### Directive
Extract, from the listing that follows, each line containing the word "text".
▬▬▬
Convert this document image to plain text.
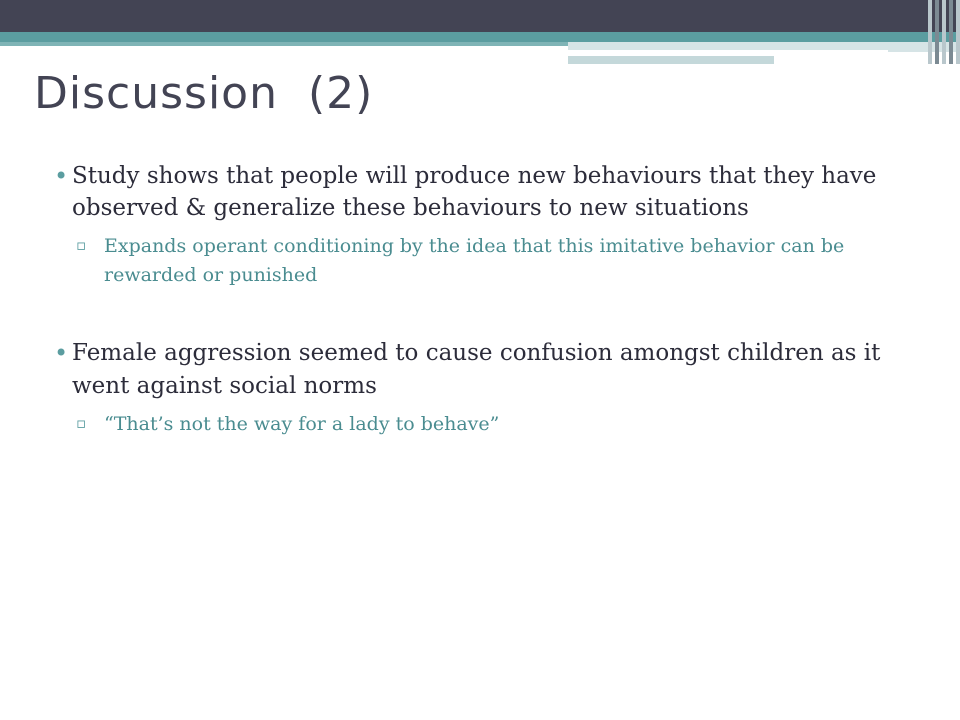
Discussion  (2)
• Study shows that people will produce new behaviours that they have observed & generalize these behaviours to new situations
▫ Expands operant conditioning by the idea that this imitative behavior can be rewarded or punished
• Female aggression seemed to cause confusion amongst children as it went against social norms
▫ “That’s not the way for a lady to behave”
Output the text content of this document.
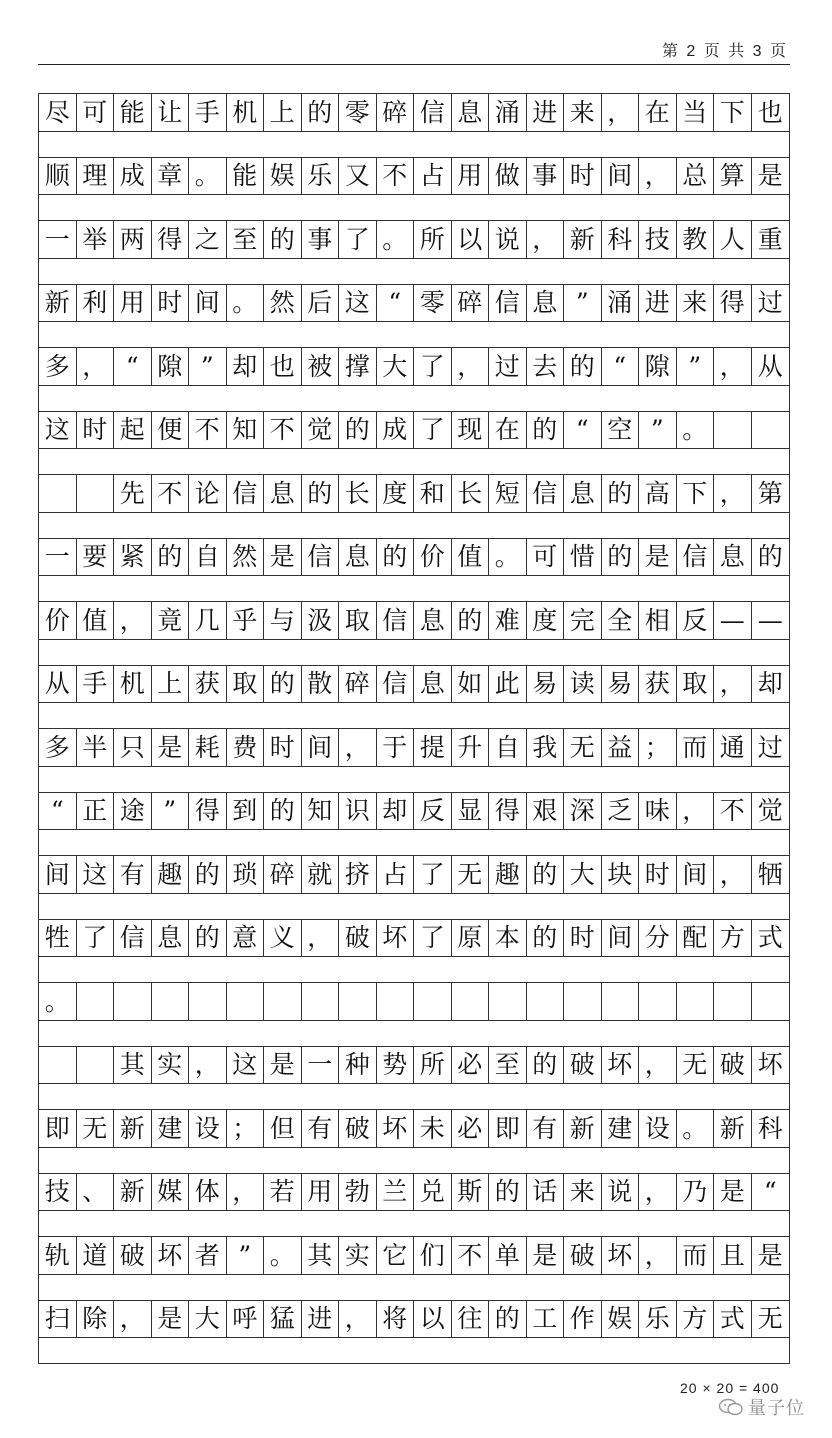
第 2 页 共 3 页
尽 可 能 让 手 机 上 的 零 碎 信 息 涌 进 来 ， 在 当 下 也
顺 理 成 章 。 能 娱 乐 又 不 占 用 做 事 时 间 ， 总 算 是
一 举 两 得 之 至 的 事 了 。 所 以 说 ， 新 科 技 教 人 重
新 利 用 时 间 。 然 后 这 “ 零 碎 信 息 ” 涌 进 来 得 过
多 ， “ 隙 ” 却 也 被 撑 大 了 ， 过 去 的 “ 隙 ” ， 从
这 时 起 便 不 知 不 觉 的 成 了 现 在 的 “ 空 ” 。
先 不 论 信 息 的 长 度 和 长 短 信 息 的 高 下 ， 第
一 要 紧 的 自 然 是 信 息 的 价 值 。 可 惜 的 是 信 息 的
价 值 ， 竟 几 乎 与 汲 取 信 息 的 难 度 完 全 相 反 — —
从 手 机 上 获 取 的 散 碎 信 息 如 此 易 读 易 获 取 ， 却
多 半 只 是 耗 费 时 间 ， 于 提 升 自 我 无 益 ； 而 通 过
“ 正 途 ” 得 到 的 知 识 却 反 显 得 艰 深 乏 味 ， 不 觉
间 这 有 趣 的 琐 碎 就 挤 占 了 无 趣 的 大 块 时 间 ， 牺
牲 了 信 息 的 意 义 ， 破 坏 了 原 本 的 时 间 分 配 方 式
。
其 实 ， 这 是 一 种 势 所 必 至 的 破 坏 ， 无 破 坏
即 无 新 建 设 ； 但 有 破 坏 未 必 即 有 新 建 设 。 新 科
技 、 新 媒 体 ， 若 用 勃 兰 兑 斯 的 话 来 说 ， 乃 是 “
轨 道 破 坏 者 ” 。 其 实 它 们 不 单 是 破 坏 ， 而 且 是
扫 除 ， 是 大 呼 猛 进 ， 将 以 往 的 工 作 娱 乐 方 式 无
20 × 20 = 400
量子位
▬▬▬
### Output for this exercise
Convert this document image to plain text.
Output the text content of this document.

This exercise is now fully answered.